[RAW RECORDS start]

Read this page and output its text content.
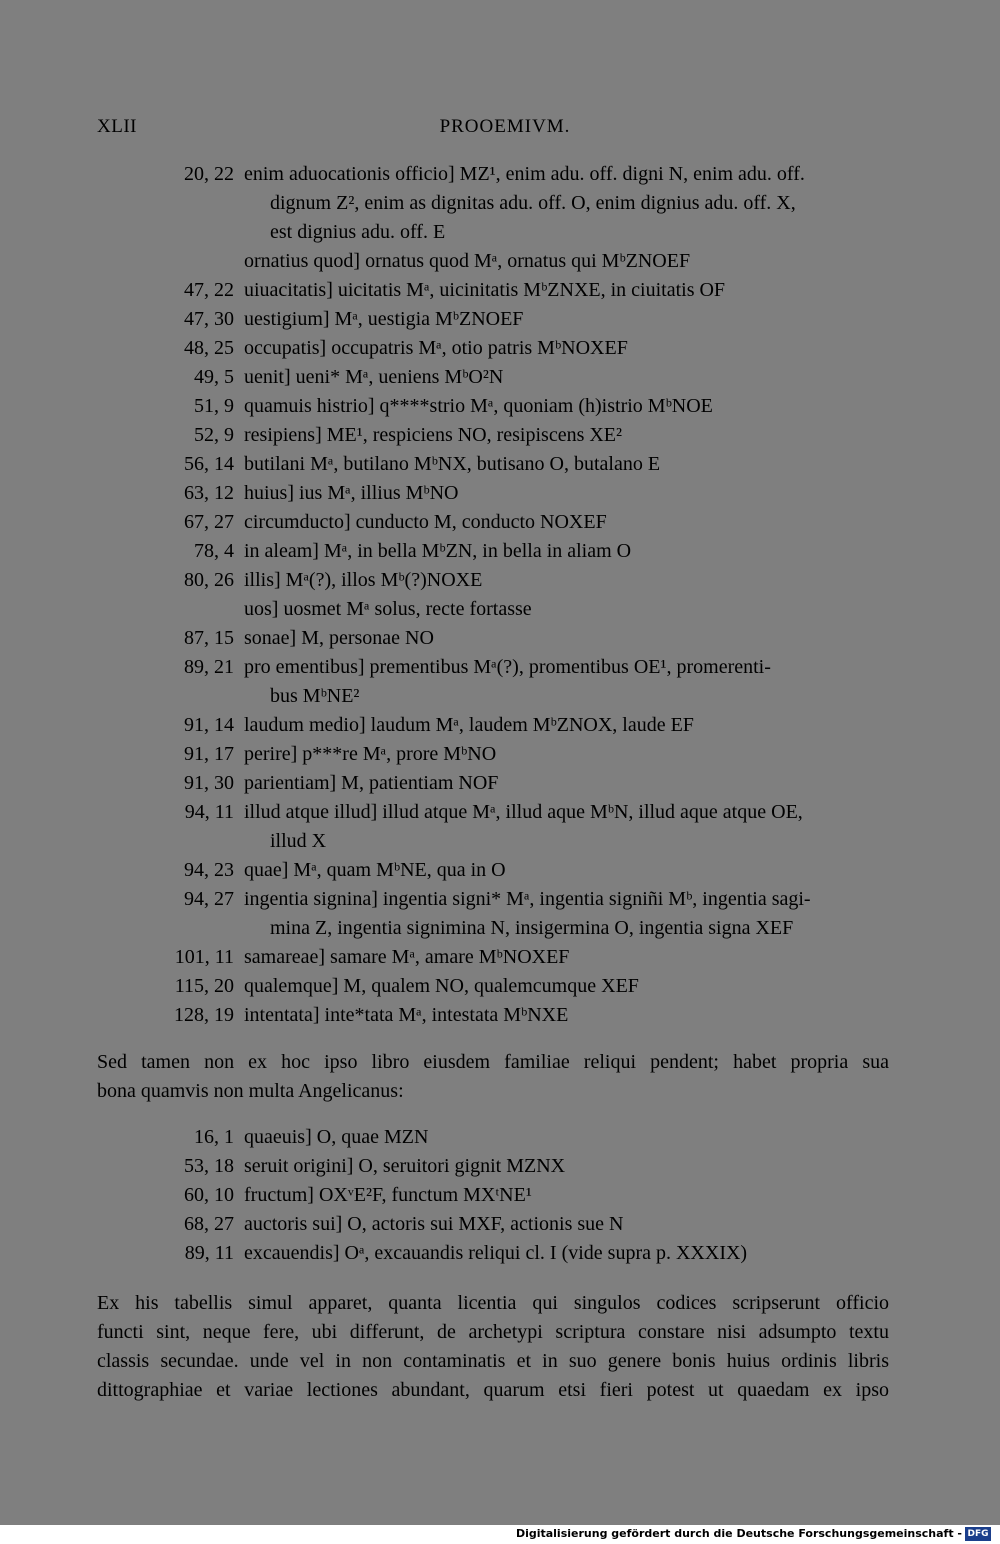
XLII	PROOEMIVM.
20, 22 enim aduocationis officio] MZ¹, enim adu. off. digni N, enim adu. off.
dignum Z², enim as dignitas adu. off. O, enim dignius adu. off. X,
est dignius adu. off. E
ornatius quod] ornatus quod Mᵃ, ornatus qui MᵇZNOEF
47, 22 uiuacitatis] uicitatis Mᵃ, uicinitatis MᵇZNXE, in ciuitatis OF
47, 30 uestigium] Mᵃ, uestigia MᵇZNOEF
48, 25 occupatis] occupatris Mᵃ, otio patris MᵇNOXEF
49, 5 uenit] ueni* Mᵃ, ueniens MᵇO²N
51, 9 quamuis histrio] q****strio Mᵃ, quoniam (h)istrio MᵇNOE
52, 9 resipiens] ME¹, respiciens NO, resipiscens XE²
56, 14 butilani Mᵃ, butilano MᵇNX, butisano O, butalano E
63, 12 huius] ius Mᵃ, illius MᵇNO
67, 27 circumducto] cunducto M, conducto NOXEF
78, 4 in aleam] Mᵃ, in bella MᵇZN, in bella in aliam O
80, 26 illis] Mᵃ(?), illos Mᵇ(?)NOXE
uos] uosmet Mᵃ solus, recte fortasse
87, 15 sonae] M, personae NO
89, 21 pro ementibus] prementibus Mᵃ(?), promentibus OE¹, promerenti-
bus MᵇNE²
91, 14 laudum medio] laudum Mᵃ, laudem MᵇZNOX, laude EF
91, 17 perire] p***re Mᵃ, prore MᵇNO
91, 30 parientiam] M, patientiam NOF
94, 11 illud atque illud] illud atque Mᵃ, illud aque MᵇN, illud aque atque OE,
illud X
94, 23 quae] Mᵃ, quam MᵇNE, qua in O
94, 27 ingentia signina] ingentia signi* Mᵃ, ingentia signiñi Mᵇ, ingentia sagi-
mina Z, ingentia signimina N, insigermina O, ingentia signa XEF
101, 11 samareae] samare Mᵃ, amare MᵇNOXEF
115, 20 qualemque] M, qualem NO, qualemcumque XEF
128, 19 intentata] inte*tata Mᵃ, intestata MᵇNXE
Sed tamen non ex hoc ipso libro eiusdem familiae reliqui pendent; habet propria sua
bona quamvis non multa Angelicanus:
16, 1 quaeuis] O, quae MZN
53, 18 seruit origini] O, seruitori gignit MZNX
60, 10 fructum] OXᵛE²F, functum MXᵗNE¹
68, 27 auctoris sui] O, actoris sui MXF, actionis sue N
89, 11 excauendis] Oᵃ, excauandis reliqui cl. I (vide supra p. XXXIX)
Ex his tabellis simul apparet, quanta licentia qui singulos codices scripserunt officio
functi sint, neque fere, ubi differunt, de archetypi scriptura constare nisi adsumpto textu
classis secundae. unde vel in non contaminatis et in suo genere bonis huius ordinis libris
dittographiae et variae lectiones abundant, quarum etsi fieri potest ut quaedam ex ipso
Digitalisierung gefördert durch die Deutsche Forschungsgemeinschaft - DFG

[RAW RECORDS end]

## GIVEN INSTRUCTION
Quote the material exactly. Pictures stay out.

## FINAL ANSWER
Read this page and output its text content.
XLII	PROOEMIVM.
20, 22 enim aduocationis officio] MZ¹, enim adu. off. digni N, enim adu. off.
dignum Z², enim as dignitas adu. off. O, enim dignius adu. off. X,
est dignius adu. off. E
ornatius quod] ornatus quod Mᵃ, ornatus qui MᵇZNOEF
47, 22 uiuacitatis] uicitatis Mᵃ, uicinitatis MᵇZNXE, in ciuitatis OF
47, 30 uestigium] Mᵃ, uestigia MᵇZNOEF
48, 25 occupatis] occupatris Mᵃ, otio patris MᵇNOXEF
49, 5 uenit] ueni* Mᵃ, ueniens MᵇO²N
51, 9 quamuis histrio] q****strio Mᵃ, quoniam (h)istrio MᵇNOE
52, 9 resipiens] ME¹, respiciens NO, resipiscens XE²
56, 14 butilani Mᵃ, butilano MᵇNX, butisano O, butalano E
63, 12 huius] ius Mᵃ, illius MᵇNO
67, 27 circumducto] cunducto M, conducto NOXEF
78, 4 in aleam] Mᵃ, in bella MᵇZN, in bella in aliam O
80, 26 illis] Mᵃ(?), illos Mᵇ(?)NOXE
uos] uosmet Mᵃ solus, recte fortasse
87, 15 sonae] M, personae NO
89, 21 pro ementibus] prementibus Mᵃ(?), promentibus OE¹, promerenti-
bus MᵇNE²
91, 14 laudum medio] laudum Mᵃ, laudem MᵇZNOX, laude EF
91, 17 perire] p***re Mᵃ, prore MᵇNO
91, 30 parientiam] M, patientiam NOF
94, 11 illud atque illud] illud atque Mᵃ, illud aque MᵇN, illud aque atque OE,
illud X
94, 23 quae] Mᵃ, quam MᵇNE, qua in O
94, 27 ingentia signina] ingentia signi* Mᵃ, ingentia signiñi Mᵇ, ingentia sagi-
mina Z, ingentia signimina N, insigermina O, ingentia signa XEF
101, 11 samareae] samare Mᵃ, amare MᵇNOXEF
115, 20 qualemque] M, qualem NO, qualemcumque XEF
128, 19 intentata] inte*tata Mᵃ, intestata MᵇNXE
Sed tamen non ex hoc ipso libro eiusdem familiae reliqui pendent; habet propria sua
bona quamvis non multa Angelicanus:
16, 1 quaeuis] O, quae MZN
53, 18 seruit origini] O, seruitori gignit MZNX
60, 10 fructum] OXᵛE²F, functum MXᵗNE¹
68, 27 auctoris sui] O, actoris sui MXF, actionis sue N
89, 11 excauendis] Oᵃ, excauandis reliqui cl. I (vide supra p. XXXIX)
Ex his tabellis simul apparet, quanta licentia qui singulos codices scripserunt officio
functi sint, neque fere, ubi differunt, de archetypi scriptura constare nisi adsumpto textu
classis secundae. unde vel in non contaminatis et in suo genere bonis huius ordinis libris
dittographiae et variae lectiones abundant, quarum etsi fieri potest ut quaedam ex ipso
Digitalisierung gefördert durch die Deutsche Forschungsgemeinschaft - DFG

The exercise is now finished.